-- Objective --
Write out the entries verbatim and leave the images out of the copy.

-- Data extract --
# # # # # # #

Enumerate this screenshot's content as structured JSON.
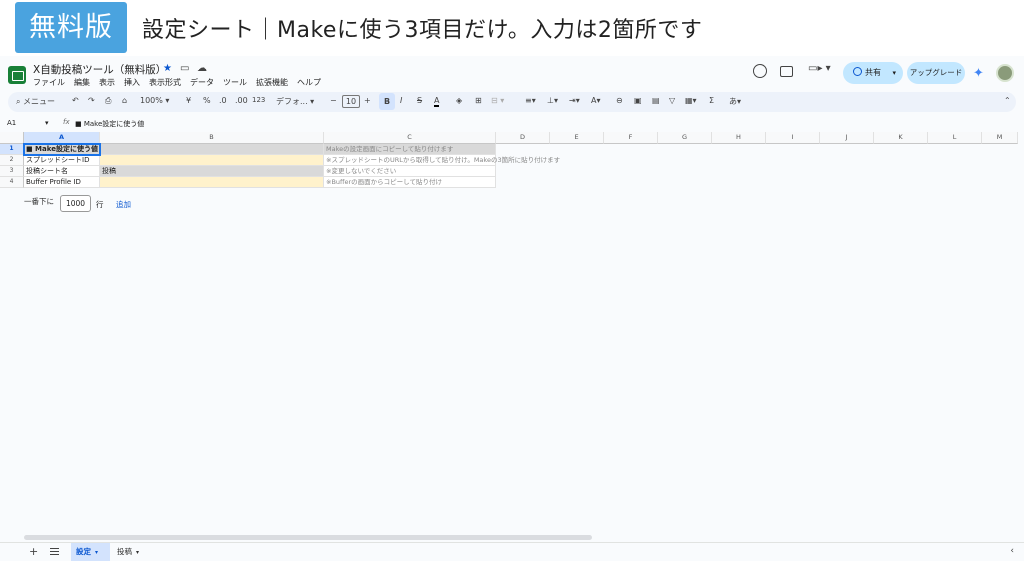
{
  "banner": {
    "badge": "無料版",
    "headline": "設定シート｜Makeに使う3項目だけ。入力は2箇所です"
  },
  "app": {
    "title": "X自動投稿ツール（無料版）",
    "menu": [
      "ファイル",
      "編集",
      "表示",
      "挿入",
      "表示形式",
      "データ",
      "ツール",
      "拡張機能",
      "ヘルプ"
    ],
    "share_label": "共有",
    "upgrade_label": "アップグレード"
  },
  "toolbar": {
    "menu_search": "メニュー",
    "zoom": "100%",
    "currency": "¥",
    "percent": "%",
    "dec_less": ".0",
    "dec_more": ".00",
    "number_format": "123",
    "font": "デフォ...",
    "font_size": "10",
    "bold": "B",
    "italic": "I",
    "strike": "S",
    "text_color": "A",
    "sum": "Σ"
  },
  "formula_bar": {
    "name_box": "A1",
    "fx": "fx",
    "content": "■ Make設定に使う値"
  },
  "grid": {
    "columns": [
      "A",
      "B",
      "C",
      "D",
      "E",
      "F",
      "G",
      "H",
      "I",
      "J",
      "K",
      "L",
      "M"
    ],
    "rows": [
      {
        "num": "1",
        "a": "■ Make設定に使う値",
        "b": "",
        "c": "Makeの設定画面にコピーして貼り付けます"
      },
      {
        "num": "2",
        "a": "スプレッドシートID",
        "b": "",
        "c": "※スプレッドシートのURLから取得して貼り付け。Makeの3箇所に貼り付けます"
      },
      {
        "num": "3",
        "a": "投稿シート名",
        "b": "投稿",
        "c": "※変更しないでください"
      },
      {
        "num": "4",
        "a": "Buffer Profile ID",
        "b": "",
        "c": "※Bufferの画面からコピーして貼り付け"
      }
    ]
  },
  "add_rows": {
    "prefix": "一番下に",
    "count": "1000",
    "suffix": "行",
    "button": "追加"
  },
  "sheet_tabs": {
    "active": "設定",
    "other": "投稿"
  }
}
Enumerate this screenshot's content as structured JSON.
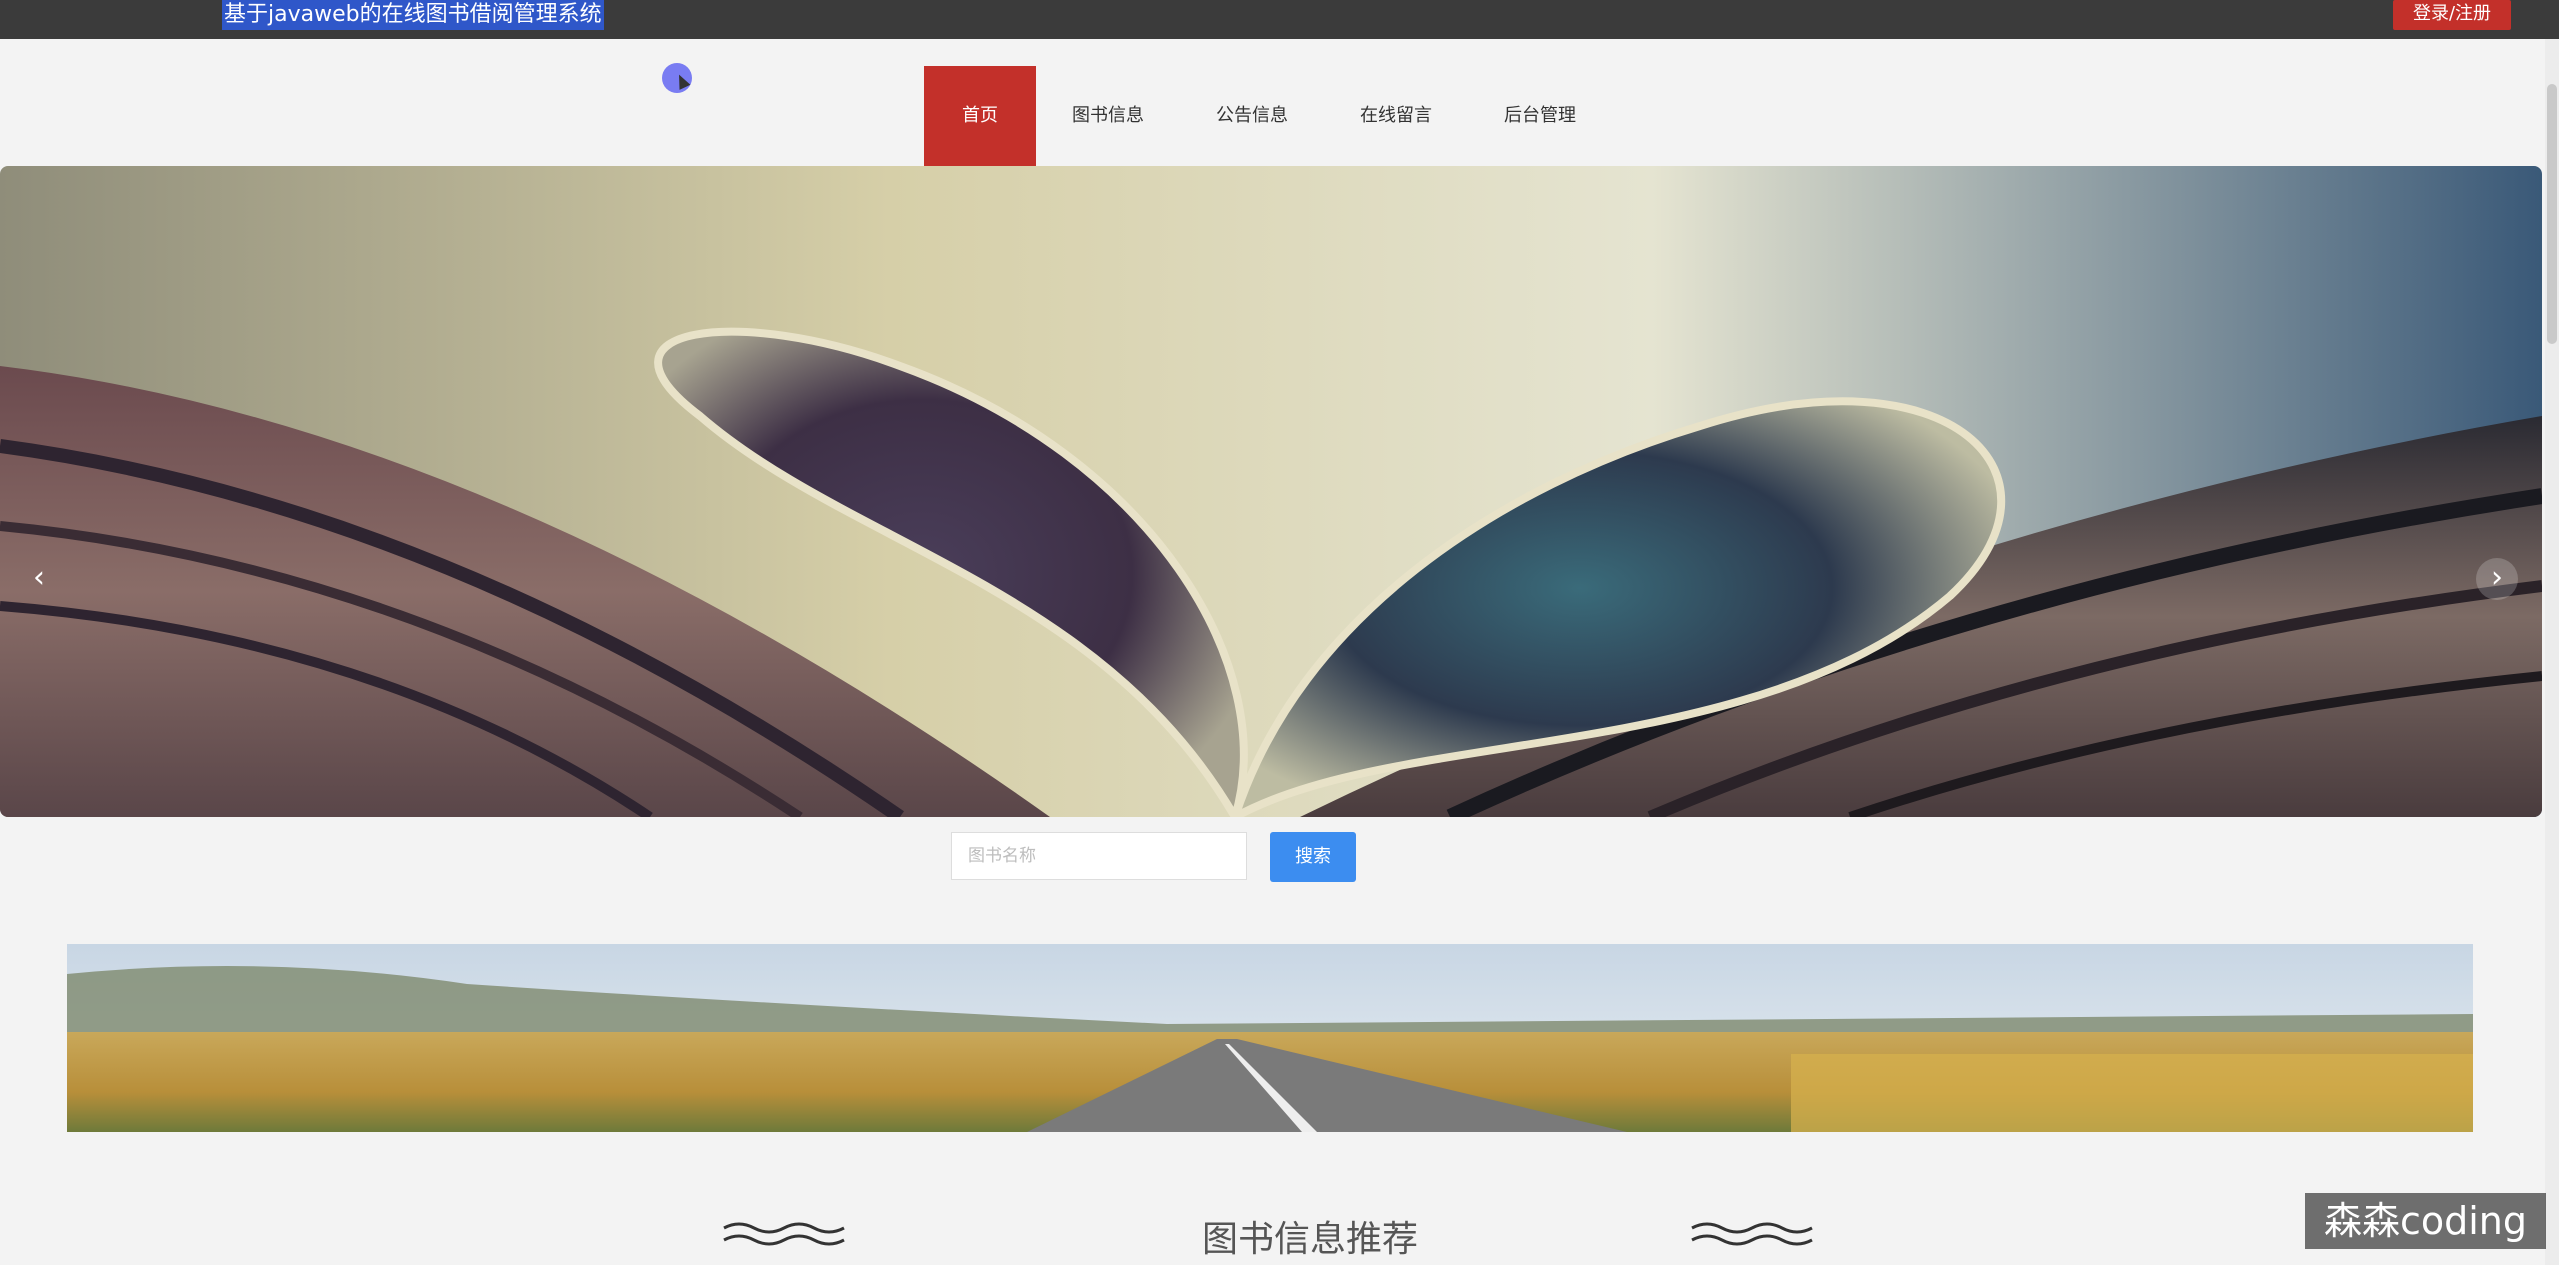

# # # # # # #

-- Written answer --
Enumerate this screenshot's content as structured JSON.
{
  "banner": {
    "badge": "無料版",
    "headline": "設定シート｜Makeに使う3項目だけ。入力は2箇所です"
  },
  "app": {
    "title": "X自動投稿ツール（無料版）",
    "menu": [
      "ファイル",
      "編集",
      "表示",
      "挿入",
      "表示形式",
      "データ",
      "ツール",
      "拡張機能",
      "ヘルプ"
    ],
    "share_label": "共有",
    "upgrade_label": "アップグレード"
  },
  "toolbar": {
    "menu_search": "メニュー",
    "zoom": "100%",
    "currency": "¥",
    "percent": "%",
    "dec_less": ".0",
    "dec_more": ".00",
    "number_format": "123",
    "font": "デフォ...",
    "font_size": "10",
    "bold": "B",
    "italic": "I",
    "strike": "S",
    "text_color": "A",
    "sum": "Σ"
  },
  "formula_bar": {
    "name_box": "A1",
    "fx": "fx",
    "content": "■ Make設定に使う値"
  },
  "grid": {
    "columns": [
      "A",
      "B",
      "C",
      "D",
      "E",
      "F",
      "G",
      "H",
      "I",
      "J",
      "K",
      "L",
      "M"
    ],
    "rows": [
      {
        "num": "1",
        "a": "■ Make設定に使う値",
        "b": "",
        "c": "Makeの設定画面にコピーして貼り付けます"
      },
      {
        "num": "2",
        "a": "スプレッドシートID",
        "b": "",
        "c": "※スプレッドシートのURLから取得して貼り付け。Makeの3箇所に貼り付けます"
      },
      {
        "num": "3",
        "a": "投稿シート名",
        "b": "投稿",
        "c": "※変更しないでください"
      },
      {
        "num": "4",
        "a": "Buffer Profile ID",
        "b": "",
        "c": "※Bufferの画面からコピーして貼り付け"
      }
    ]
  },
  "add_rows": {
    "prefix": "一番下に",
    "count": "1000",
    "suffix": "行",
    "button": "追加"
  },
  "sheet_tabs": {
    "active": "設定",
    "other": "投稿"
  }
}
Enumerate this screenshot's content as structured JSON.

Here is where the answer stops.